* To do *
Skip the images and copy each record exactly as written.

* The data *
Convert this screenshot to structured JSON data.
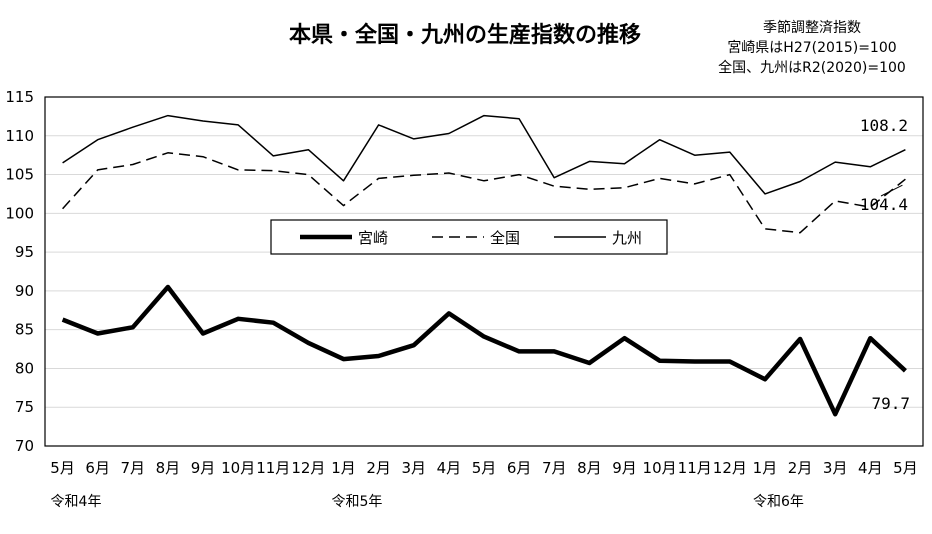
{
  "chart_data": {
    "type": "line",
    "title": "本県・全国・九州の生産指数の推移",
    "notes": [
      "季節調整済指数",
      "宮崎県はH27(2015)=100",
      "全国、九州はR2(2020)=100"
    ],
    "categories": [
      "5月",
      "6月",
      "7月",
      "8月",
      "9月",
      "10月",
      "11月",
      "12月",
      "1月",
      "2月",
      "3月",
      "4月",
      "5月",
      "6月",
      "7月",
      "8月",
      "9月",
      "10月",
      "11月",
      "12月",
      "1月",
      "2月",
      "3月",
      "4月",
      "5月"
    ],
    "era_labels": [
      {
        "index": 0,
        "label": "令和4年"
      },
      {
        "index": 8,
        "label": "令和5年"
      },
      {
        "index": 20,
        "label": "令和6年"
      }
    ],
    "ylim": [
      70,
      115
    ],
    "yticks": [
      70,
      75,
      80,
      85,
      90,
      95,
      100,
      105,
      110,
      115
    ],
    "grid": true,
    "legend_position": "center",
    "series": [
      {
        "name": "宮崎",
        "style": "thick-solid",
        "values": [
          86.3,
          84.5,
          85.3,
          90.5,
          84.5,
          86.4,
          85.9,
          83.3,
          81.2,
          81.6,
          83.0,
          87.1,
          84.1,
          82.2,
          82.2,
          80.7,
          83.9,
          81.0,
          80.9,
          80.9,
          78.6,
          83.8,
          74.1,
          83.9,
          79.7
        ],
        "end_label": "79.7"
      },
      {
        "name": "全国",
        "style": "dashed",
        "values": [
          100.6,
          105.6,
          106.3,
          107.8,
          107.3,
          105.6,
          105.5,
          105.0,
          101.0,
          104.5,
          104.9,
          105.2,
          104.2,
          105.0,
          103.5,
          103.1,
          103.3,
          104.5,
          103.8,
          105.0,
          98.0,
          97.5,
          101.6,
          100.8,
          104.4
        ],
        "end_label": "104.4"
      },
      {
        "name": "九州",
        "style": "thin-solid",
        "values": [
          106.5,
          109.5,
          111.1,
          112.6,
          111.9,
          111.4,
          107.4,
          108.2,
          104.2,
          111.4,
          109.6,
          110.3,
          112.6,
          112.2,
          104.6,
          106.7,
          106.4,
          109.5,
          107.5,
          107.9,
          102.5,
          104.1,
          106.6,
          106.0,
          108.2
        ],
        "end_label": "108.2"
      }
    ]
  }
}
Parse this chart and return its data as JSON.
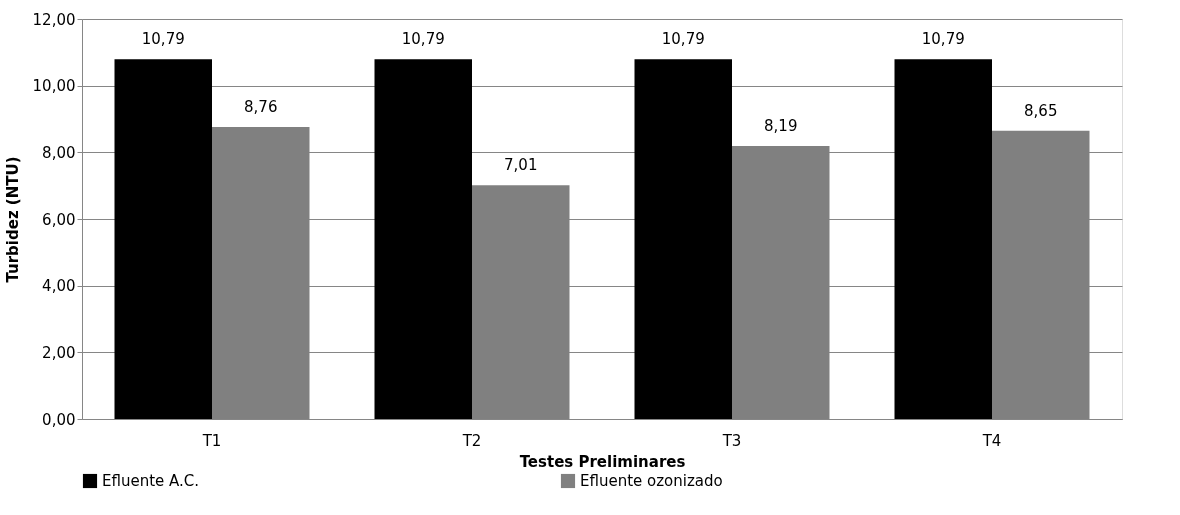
{
  "chart_data": {
    "type": "bar",
    "xlabel": "Testes Preliminares",
    "ylabel": "Turbidez (NTU)",
    "categories": [
      "T1",
      "T2",
      "T3",
      "T4"
    ],
    "series": [
      {
        "name": "Efluente A.C.",
        "color": "#000000",
        "values": [
          10.79,
          10.79,
          10.79,
          10.79
        ],
        "value_labels": [
          "10,79",
          "10,79",
          "10,79",
          "10,79"
        ]
      },
      {
        "name": "Efluente ozonizado",
        "color": "#808080",
        "values": [
          8.76,
          7.01,
          8.19,
          8.65
        ],
        "value_labels": [
          "8,76",
          "7,01",
          "8,19",
          "8,65"
        ]
      }
    ],
    "ylim": [
      0,
      12
    ],
    "yticks": [
      {
        "value": 0,
        "label": "0,00"
      },
      {
        "value": 2,
        "label": "2,00"
      },
      {
        "value": 4,
        "label": "4,00"
      },
      {
        "value": 6,
        "label": "6,00"
      },
      {
        "value": 8,
        "label": "8,00"
      },
      {
        "value": 10,
        "label": "10,00"
      },
      {
        "value": 12,
        "label": "12,00"
      }
    ],
    "grid": "y",
    "legend": "bottom"
  }
}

* The output *
Convert this screenshot to structured JSON data.
{
  "chart_data": {
    "type": "line",
    "title": "本県・全国・九州の生産指数の推移",
    "notes": [
      "季節調整済指数",
      "宮崎県はH27(2015)=100",
      "全国、九州はR2(2020)=100"
    ],
    "categories": [
      "5月",
      "6月",
      "7月",
      "8月",
      "9月",
      "10月",
      "11月",
      "12月",
      "1月",
      "2月",
      "3月",
      "4月",
      "5月",
      "6月",
      "7月",
      "8月",
      "9月",
      "10月",
      "11月",
      "12月",
      "1月",
      "2月",
      "3月",
      "4月",
      "5月"
    ],
    "era_labels": [
      {
        "index": 0,
        "label": "令和4年"
      },
      {
        "index": 8,
        "label": "令和5年"
      },
      {
        "index": 20,
        "label": "令和6年"
      }
    ],
    "ylim": [
      70,
      115
    ],
    "yticks": [
      70,
      75,
      80,
      85,
      90,
      95,
      100,
      105,
      110,
      115
    ],
    "grid": true,
    "legend_position": "center",
    "series": [
      {
        "name": "宮崎",
        "style": "thick-solid",
        "values": [
          86.3,
          84.5,
          85.3,
          90.5,
          84.5,
          86.4,
          85.9,
          83.3,
          81.2,
          81.6,
          83.0,
          87.1,
          84.1,
          82.2,
          82.2,
          80.7,
          83.9,
          81.0,
          80.9,
          80.9,
          78.6,
          83.8,
          74.1,
          83.9,
          79.7
        ],
        "end_label": "79.7"
      },
      {
        "name": "全国",
        "style": "dashed",
        "values": [
          100.6,
          105.6,
          106.3,
          107.8,
          107.3,
          105.6,
          105.5,
          105.0,
          101.0,
          104.5,
          104.9,
          105.2,
          104.2,
          105.0,
          103.5,
          103.1,
          103.3,
          104.5,
          103.8,
          105.0,
          98.0,
          97.5,
          101.6,
          100.8,
          104.4
        ],
        "end_label": "104.4"
      },
      {
        "name": "九州",
        "style": "thin-solid",
        "values": [
          106.5,
          109.5,
          111.1,
          112.6,
          111.9,
          111.4,
          107.4,
          108.2,
          104.2,
          111.4,
          109.6,
          110.3,
          112.6,
          112.2,
          104.6,
          106.7,
          106.4,
          109.5,
          107.5,
          107.9,
          102.5,
          104.1,
          106.6,
          106.0,
          108.2
        ],
        "end_label": "108.2"
      }
    ]
  }
}
Parse this chart and return its data as JSON.
{
  "chart_data": {
    "type": "bar",
    "xlabel": "Testes Preliminares",
    "ylabel": "Turbidez (NTU)",
    "categories": [
      "T1",
      "T2",
      "T3",
      "T4"
    ],
    "series": [
      {
        "name": "Efluente A.C.",
        "color": "#000000",
        "values": [
          10.79,
          10.79,
          10.79,
          10.79
        ],
        "value_labels": [
          "10,79",
          "10,79",
          "10,79",
          "10,79"
        ]
      },
      {
        "name": "Efluente ozonizado",
        "color": "#808080",
        "values": [
          8.76,
          7.01,
          8.19,
          8.65
        ],
        "value_labels": [
          "8,76",
          "7,01",
          "8,19",
          "8,65"
        ]
      }
    ],
    "ylim": [
      0,
      12
    ],
    "yticks": [
      {
        "value": 0,
        "label": "0,00"
      },
      {
        "value": 2,
        "label": "2,00"
      },
      {
        "value": 4,
        "label": "4,00"
      },
      {
        "value": 6,
        "label": "6,00"
      },
      {
        "value": 8,
        "label": "8,00"
      },
      {
        "value": 10,
        "label": "10,00"
      },
      {
        "value": 12,
        "label": "12,00"
      }
    ],
    "grid": "y",
    "legend": "bottom"
  }
}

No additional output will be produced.